Representing herself in the litigation, Breckenridge added a separate theory of liability: “the Commissioner continues to breach his NFL contract for helmet-to-helmet collision that could cause serious injury or death.”

Neither theory found a receptive audience with four federal judges.

In March 2021, Judge Matthew Kennelly dismissed the case with prejudice. He found that Breckenridge’s demand for the Browns to be placed in the Super Bowl “has no basis and is frivolous.” The judge added that while Breckenridge “makes reference to a relative’s football-related injuries,” she “alleges no injuries to herself” and “lacks standing to sue for harm to someone else.”

Breckenridge appealed. Her appellate brief identified the Browns player who she says is her relative: offensive tackle Jedrick Wills Jr., the 10th overall pick in the 2020 draft.

The purported relationship is not exactly a close one.

“Ms. Breckenridge,” the appellate brief stated, “is the great-grand cousin of professional football player Jedrick Wills, and her father, James T. Breckenridge, Sr. is Jedrick Wills, Jr. great-grand uncle who was an MP in WW II, and her brother James T. Breckenridge, Jr. is a Purple Heart recipient in the Vietnam War . . . ”

The brief further opined that Goodell’s father, U.S. Sen. Charles Goodell, “was right to oppose the Vietnam War[,] IMO.” It added that Breckenridge had endured “an ordeal of anguish and emotional stress injury.”

————

■ Exercise set:
(A) Which relatives of Breckenridge does the appellate brief name in the passage on Breckenridge's lawsuit, and how is each related to her?
(B) Continue the passage on Breckenridge's lawsuit, picking up after its last sentence.

————

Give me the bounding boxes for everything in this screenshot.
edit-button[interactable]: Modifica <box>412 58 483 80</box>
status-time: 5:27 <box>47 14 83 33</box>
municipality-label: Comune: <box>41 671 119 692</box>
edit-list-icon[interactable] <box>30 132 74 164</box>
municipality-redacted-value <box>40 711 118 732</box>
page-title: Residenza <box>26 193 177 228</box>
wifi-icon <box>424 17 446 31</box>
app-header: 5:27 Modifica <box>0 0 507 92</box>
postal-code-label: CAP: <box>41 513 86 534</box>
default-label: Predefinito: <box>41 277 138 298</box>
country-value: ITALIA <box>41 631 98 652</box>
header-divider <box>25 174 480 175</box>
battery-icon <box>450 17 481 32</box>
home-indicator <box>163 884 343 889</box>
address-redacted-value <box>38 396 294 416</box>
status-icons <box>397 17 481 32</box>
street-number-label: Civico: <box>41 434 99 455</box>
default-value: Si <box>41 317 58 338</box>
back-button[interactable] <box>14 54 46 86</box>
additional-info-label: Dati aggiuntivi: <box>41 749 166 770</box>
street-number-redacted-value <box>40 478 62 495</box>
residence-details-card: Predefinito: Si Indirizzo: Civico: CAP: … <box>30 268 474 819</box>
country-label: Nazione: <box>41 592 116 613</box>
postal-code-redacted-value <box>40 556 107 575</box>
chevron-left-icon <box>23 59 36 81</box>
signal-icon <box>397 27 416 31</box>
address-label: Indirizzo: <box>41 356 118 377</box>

————

■ Responses to the tasks:
(A)
- Jedrick Wills Jr.: her great-grand cousin
- James T. Breckenridge, Sr.: her father
- James T. Breckenridge, Jr.: her brother

(B)
On April 8, a three-judge panel on the U.S. Court of Appeals for the Seventh Circuit affirmed the lawsuit’s dismissal. The panel included three prominent judges: Chief Judge Diane Sykes and Judges Frank Easterbrook and Michael Brennan. Sykes was on then-President Donald Trump’s shortlist for the U.S. Supreme Court, while Easterbrook was on then-President George W. Bush’s list.

The panel found that Breckenridge “does not address [Judge Kennelly’s] reasoning or make a cogent legal argument that could provide a basis for disturbing the judgment.” It concurred with Judge Kennelly that “her claim about the Browns’ defeat is legally frivolous” and that she “lacks standing to bring a claim on behalf of football players who have suffered injuries.”

Goodell was represented by attorneys Todd Ohlms and Genesis Sanchez Tavarez of Proskauer Rose.